* EXERCISE BRIEF
Find all the lines with "Швидкість" and gather them.

* EXTRACTED DATA
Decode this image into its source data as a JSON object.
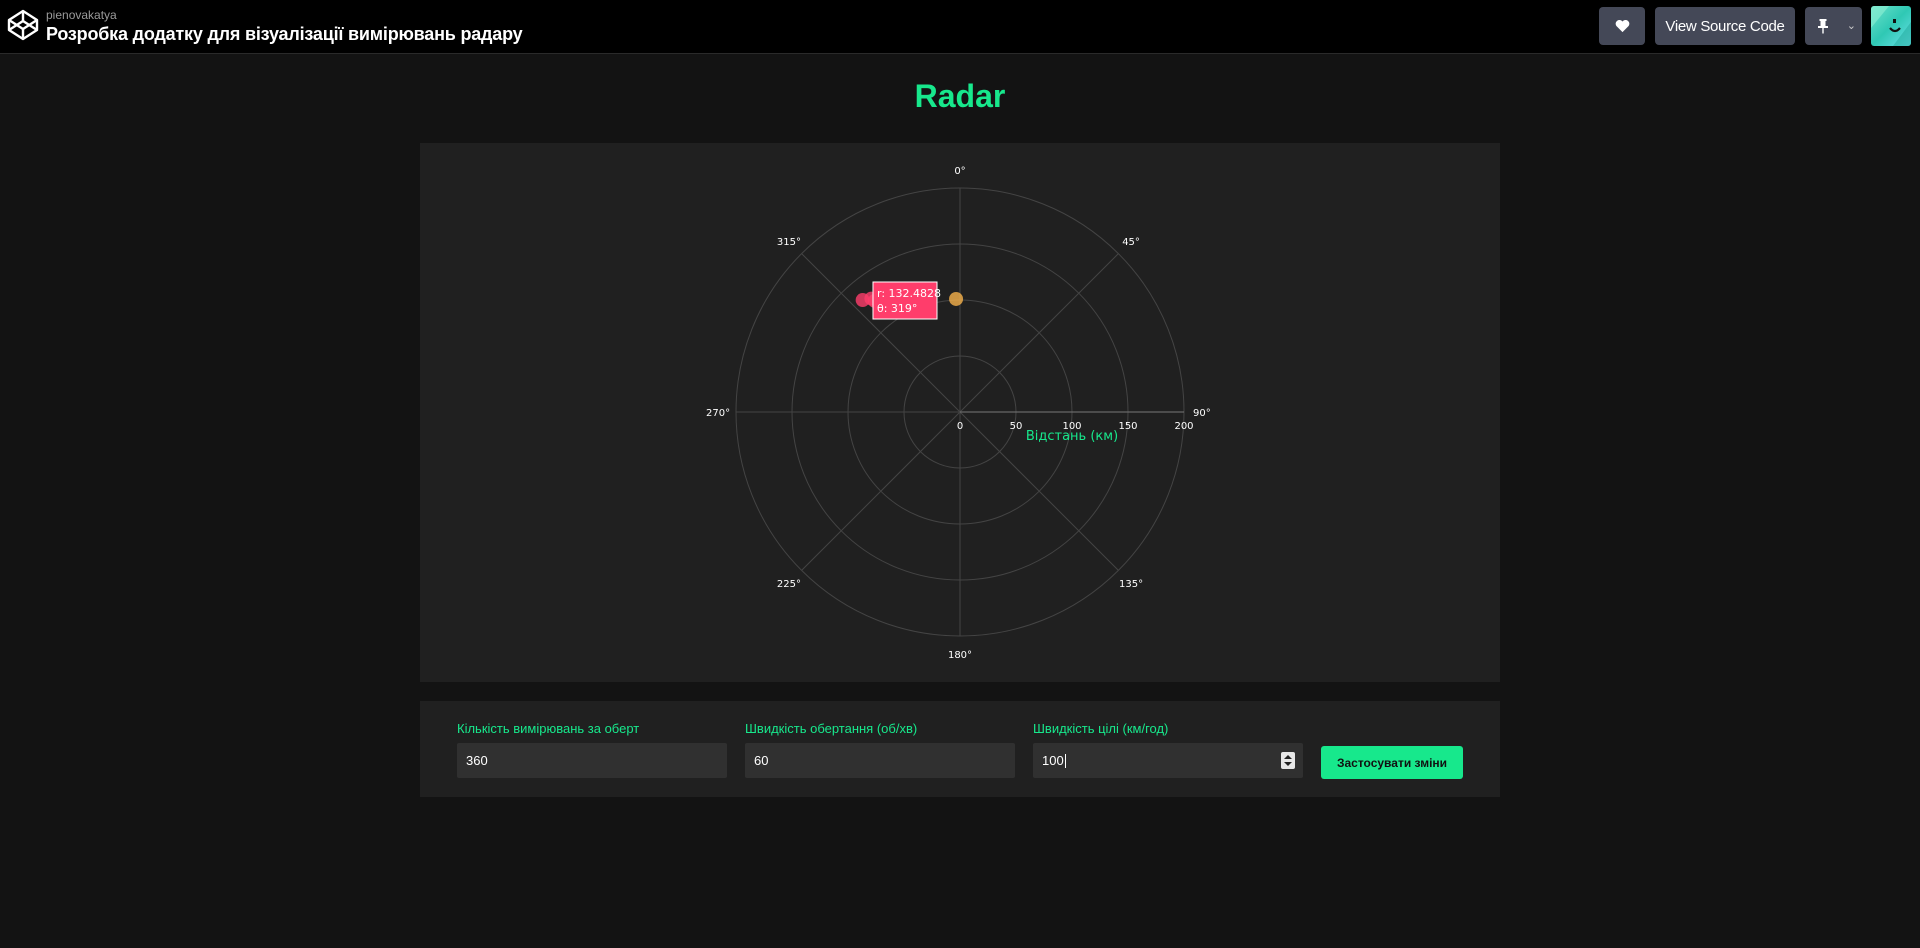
{
  "header": {
    "author": "pienovakatya",
    "title": "Розробка додатку для візуалізації вимірювань радару",
    "view_source_label": "View Source Code",
    "icons": {
      "logo": "codepen-logo-icon",
      "heart": "heart-icon",
      "pin": "pin-icon",
      "chevron": "chevron-down-icon"
    }
  },
  "page": {
    "heading": "Radar"
  },
  "chart_data": {
    "type": "scatter",
    "subtype": "polar",
    "angular_tick_labels": [
      "0°",
      "45°",
      "90°",
      "135°",
      "180°",
      "225°",
      "270°",
      "315°"
    ],
    "radial_tick_labels": [
      "0",
      "50",
      "100",
      "150",
      "200"
    ],
    "radial_range": [
      0,
      200
    ],
    "radial_axis_title": "Відстань (км)",
    "grid": true,
    "points": [
      {
        "r": 132.4828,
        "theta": 319,
        "color": "#ff3d6b"
      },
      {
        "r": 128.5,
        "theta": 322,
        "color": "#ff3d6b"
      },
      {
        "r": 125.0,
        "theta": 322.5,
        "color": "#ff3d6b"
      },
      {
        "r": 101,
        "theta": 358,
        "color": "#f6b24b"
      }
    ],
    "tooltip": {
      "r_text": "r: 132.4828",
      "theta_text": "θ: 319°"
    },
    "colors": {
      "grid": "#444444",
      "axis_title": "#17e88c",
      "point": "#ff3d6b",
      "tooltip_bg": "#ff3d6b"
    }
  },
  "controls": {
    "measurements_label": "Кількість вимірювань за оберт",
    "measurements_value": "360",
    "rotation_label": "Швидкість обертання (об/хв)",
    "rotation_value": "60",
    "target_speed_label": "Швидкість цілі (км/год)",
    "target_speed_value": "100",
    "apply_label": "Застосувати зміни"
  },
  "colors": {
    "accent": "#17e88c",
    "background": "#131313",
    "panel": "#202020",
    "button": "#444857"
  }
}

* RESULT BELOW
    "rotation_label": "Швидкість обертання (об/хв)",
    "target_speed_label": "Швидкість цілі (км/год)",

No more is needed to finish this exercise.